Given problem :: Tally the lines that contain the string "this" and give the number by itself.
** BEGIN Entries provided **
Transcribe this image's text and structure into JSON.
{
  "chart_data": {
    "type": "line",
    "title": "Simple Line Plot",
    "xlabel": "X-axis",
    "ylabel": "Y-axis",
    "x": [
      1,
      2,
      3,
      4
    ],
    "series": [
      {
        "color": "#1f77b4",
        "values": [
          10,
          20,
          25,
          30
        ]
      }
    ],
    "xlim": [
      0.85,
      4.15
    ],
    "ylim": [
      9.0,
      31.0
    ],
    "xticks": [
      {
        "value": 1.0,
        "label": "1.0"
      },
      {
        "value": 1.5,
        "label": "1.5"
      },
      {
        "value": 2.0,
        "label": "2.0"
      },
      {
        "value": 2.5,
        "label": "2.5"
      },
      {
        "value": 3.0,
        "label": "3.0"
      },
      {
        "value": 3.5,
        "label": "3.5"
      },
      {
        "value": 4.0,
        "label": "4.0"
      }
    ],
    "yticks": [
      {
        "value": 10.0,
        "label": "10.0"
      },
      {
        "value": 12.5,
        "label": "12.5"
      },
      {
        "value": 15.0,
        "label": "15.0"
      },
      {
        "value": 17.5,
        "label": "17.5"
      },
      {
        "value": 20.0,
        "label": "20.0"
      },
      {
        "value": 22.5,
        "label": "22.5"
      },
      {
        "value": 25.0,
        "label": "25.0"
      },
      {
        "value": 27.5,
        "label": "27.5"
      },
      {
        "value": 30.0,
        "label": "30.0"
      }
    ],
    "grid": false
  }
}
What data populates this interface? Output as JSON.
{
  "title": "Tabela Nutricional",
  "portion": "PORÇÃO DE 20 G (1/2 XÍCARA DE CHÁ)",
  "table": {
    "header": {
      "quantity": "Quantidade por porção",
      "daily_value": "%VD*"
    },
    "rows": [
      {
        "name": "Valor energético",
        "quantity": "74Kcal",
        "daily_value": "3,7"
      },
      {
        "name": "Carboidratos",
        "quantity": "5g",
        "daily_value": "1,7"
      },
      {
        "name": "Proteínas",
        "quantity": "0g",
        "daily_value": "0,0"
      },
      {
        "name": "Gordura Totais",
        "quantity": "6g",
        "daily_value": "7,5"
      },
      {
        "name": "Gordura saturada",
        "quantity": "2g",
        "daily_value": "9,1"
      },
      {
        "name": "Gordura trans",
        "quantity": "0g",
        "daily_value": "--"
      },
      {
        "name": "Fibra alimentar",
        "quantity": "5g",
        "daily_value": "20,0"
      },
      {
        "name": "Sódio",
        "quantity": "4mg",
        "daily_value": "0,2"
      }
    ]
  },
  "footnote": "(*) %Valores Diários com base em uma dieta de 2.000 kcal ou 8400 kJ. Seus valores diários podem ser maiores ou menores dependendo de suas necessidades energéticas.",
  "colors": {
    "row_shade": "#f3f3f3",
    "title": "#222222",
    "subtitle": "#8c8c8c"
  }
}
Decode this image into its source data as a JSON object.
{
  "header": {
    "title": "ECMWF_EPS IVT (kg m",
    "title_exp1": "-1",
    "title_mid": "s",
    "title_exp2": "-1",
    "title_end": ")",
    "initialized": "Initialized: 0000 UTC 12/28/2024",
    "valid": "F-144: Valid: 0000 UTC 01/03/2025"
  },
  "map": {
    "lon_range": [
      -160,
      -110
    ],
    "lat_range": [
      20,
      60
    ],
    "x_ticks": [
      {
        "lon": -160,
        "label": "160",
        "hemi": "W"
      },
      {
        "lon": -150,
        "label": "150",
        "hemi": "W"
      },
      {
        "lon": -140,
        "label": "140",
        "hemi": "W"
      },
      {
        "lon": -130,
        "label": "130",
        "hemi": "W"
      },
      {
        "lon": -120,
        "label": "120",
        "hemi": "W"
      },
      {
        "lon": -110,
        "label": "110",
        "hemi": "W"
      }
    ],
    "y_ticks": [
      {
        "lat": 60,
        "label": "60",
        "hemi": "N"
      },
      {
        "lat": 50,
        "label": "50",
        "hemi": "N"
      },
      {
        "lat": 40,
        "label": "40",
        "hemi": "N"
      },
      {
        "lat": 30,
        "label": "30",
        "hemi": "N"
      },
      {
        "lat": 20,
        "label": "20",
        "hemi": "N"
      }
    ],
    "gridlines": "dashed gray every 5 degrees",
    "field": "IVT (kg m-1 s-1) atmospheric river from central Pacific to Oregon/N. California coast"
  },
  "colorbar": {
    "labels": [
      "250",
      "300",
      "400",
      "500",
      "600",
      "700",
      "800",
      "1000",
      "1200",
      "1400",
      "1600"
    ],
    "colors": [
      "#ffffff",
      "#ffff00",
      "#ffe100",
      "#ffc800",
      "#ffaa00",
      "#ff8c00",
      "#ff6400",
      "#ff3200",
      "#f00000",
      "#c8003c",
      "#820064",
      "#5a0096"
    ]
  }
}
** END Entries provided **
Written response :: 3